## Source excerpt
········

Sunday, May 24, 2009

Radio Memories: The Shadow Of War

This is Memorial Day weekend for our American neighbors, a day marked as a tribute to an ever-widening circle of individuals. At its inception, Memorial Day was intended as a day to remember the sacrifice of those servicemen who fought for the Union during America’s bloody War between the States, the US Civil War.

As other conflicts arose the day was expanded in meaning, to its present embrace of the memory of all who gave their lives for the noble cause of American freedom.

I think there’s another side to Memorial Day that emerges with a study of its history; it is a day to express not just gratitude, but forgiveness, as well. After all, the day started as an acknowledgment of Union troops who fell in battle against fellow Americans who fought for the Confederate States of America. What must the celebrations of Memorial Day have been like, for the first several decades of its existence?

Reading some of the ceremonial Memorial Day speeches given by US Presidents in the time before our own, we see that the attempts to live with the nation's past cast a difficult shadow for longer than we may think. When President Coolidge, for example, traveled to the decisive battlefield of Gettysburg to deliver his 1925 Memorial Day address there, 60 years after the end of the Civil War, he carefully invoked Theodore O’Hara’s mournful poem, “The Bivouac Of The Dead”, in his opening remarks, despite the wartime experience of its composer: an officer who fought for the Confederacy.

(The elegy is also quoted at Arlington National Cemetery, and as in Coolidge’s speech, the author goes uncredited, his wartime choices tactfully unacknowledged.)

On that May afternoon there were undoubtedly living veterans from both sides of the conflict in the audience. What must that day have meant to them?

13 years later, on the 75th anniversary of the battle of Gettysburg, an even larger-scale event took place, reuniting 2,000 surviving veterans of the blue and the gray. It’s said that at the planned re-enactment of Pickett’s Charge, the octogenarian (and older) rebs followed their cue and ceremoniously moved across the field, just as some of them had done all those years before. A different reaction greeted them this time: their former opponents in blue were so affected by the sight, and the memory, before them that a great cry arose from their souls and they spontaneously rushed towards the oncoming veterans to deliver an unplanned embrace. No choreographed gesture could more clearly establish that they were enemies no longer.

What happened between 1863 and that day in 1938? What happens between the heartbeats of history that teaches one soul to find forgiveness for that which has been done against it by another? Given the limitations of the human spirit, it seems hard enough to remember to express gratitude for the sacrifice of others; how much harder still is it to remember how to forgive those who cause us to mourn those sacrifices... and in so doing, keep faith in the possibility of peace.

········

## Information shown
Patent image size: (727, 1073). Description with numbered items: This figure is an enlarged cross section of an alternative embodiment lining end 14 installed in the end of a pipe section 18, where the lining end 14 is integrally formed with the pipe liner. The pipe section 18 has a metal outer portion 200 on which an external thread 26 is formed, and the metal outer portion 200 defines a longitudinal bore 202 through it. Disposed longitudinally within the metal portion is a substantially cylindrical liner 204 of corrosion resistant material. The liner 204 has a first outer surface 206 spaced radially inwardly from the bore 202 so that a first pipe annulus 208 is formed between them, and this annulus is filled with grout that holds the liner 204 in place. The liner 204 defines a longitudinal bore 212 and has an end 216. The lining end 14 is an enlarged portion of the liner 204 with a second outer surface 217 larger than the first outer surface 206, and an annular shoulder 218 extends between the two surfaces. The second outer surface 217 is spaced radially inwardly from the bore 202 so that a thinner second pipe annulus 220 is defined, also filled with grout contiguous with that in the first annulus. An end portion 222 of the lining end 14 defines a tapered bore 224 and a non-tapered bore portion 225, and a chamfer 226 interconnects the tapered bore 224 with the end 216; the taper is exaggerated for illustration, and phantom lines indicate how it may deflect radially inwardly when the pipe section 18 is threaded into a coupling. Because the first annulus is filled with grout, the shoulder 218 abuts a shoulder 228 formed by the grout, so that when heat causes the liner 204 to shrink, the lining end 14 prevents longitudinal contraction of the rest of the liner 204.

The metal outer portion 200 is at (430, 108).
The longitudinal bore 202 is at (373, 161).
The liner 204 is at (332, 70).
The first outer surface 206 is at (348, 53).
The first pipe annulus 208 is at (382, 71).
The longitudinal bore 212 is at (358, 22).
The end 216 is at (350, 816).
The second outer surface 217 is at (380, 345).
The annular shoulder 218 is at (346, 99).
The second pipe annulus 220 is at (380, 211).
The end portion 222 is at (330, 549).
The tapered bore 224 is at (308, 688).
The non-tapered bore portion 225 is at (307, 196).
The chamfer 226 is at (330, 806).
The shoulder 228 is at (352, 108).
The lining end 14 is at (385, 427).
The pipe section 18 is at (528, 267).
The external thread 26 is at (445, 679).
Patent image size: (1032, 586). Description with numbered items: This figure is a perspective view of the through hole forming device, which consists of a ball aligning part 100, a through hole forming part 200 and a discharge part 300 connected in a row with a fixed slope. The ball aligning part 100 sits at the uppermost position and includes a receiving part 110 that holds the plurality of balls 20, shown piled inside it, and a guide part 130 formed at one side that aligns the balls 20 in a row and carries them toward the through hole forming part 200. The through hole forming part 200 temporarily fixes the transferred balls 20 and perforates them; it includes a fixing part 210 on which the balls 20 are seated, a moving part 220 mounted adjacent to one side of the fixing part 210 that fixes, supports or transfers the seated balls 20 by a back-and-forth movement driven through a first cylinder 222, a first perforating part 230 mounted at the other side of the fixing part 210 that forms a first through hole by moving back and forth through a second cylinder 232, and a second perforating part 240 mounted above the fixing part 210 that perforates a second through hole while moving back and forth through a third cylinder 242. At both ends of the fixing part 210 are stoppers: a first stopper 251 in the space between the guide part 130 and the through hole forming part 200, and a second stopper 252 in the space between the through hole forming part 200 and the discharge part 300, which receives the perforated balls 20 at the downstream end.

········

## Request A
Please copy the Memorial Day post between "Reading some of" and "for the Confederacy.", inclusive, changing "battlefield" to "battleground".
## Request B
According to the Memorial Day post, how many surviving veterans were reunited at the event on the 75th anniversary of the battle of Gettysburg?

## Worked solution A
Reading some of the ceremonial Memorial Day speeches given by US Presidents in the time before our own, we see that the attempts to live with the nation's past cast a difficult shadow for longer than we may think. When President Coolidge, for example, traveled to the decisive battleground of Gettysburg to deliver his 1925 Memorial Day address there, 60 years after the end of the Civil War, he carefully invoked Theodore O’Hara’s mournful poem, “The Bivouac Of The Dead”, in his opening remarks, despite the wartime experience of its composer: an officer who fought for the Confederacy.

## Worked solution B
2,000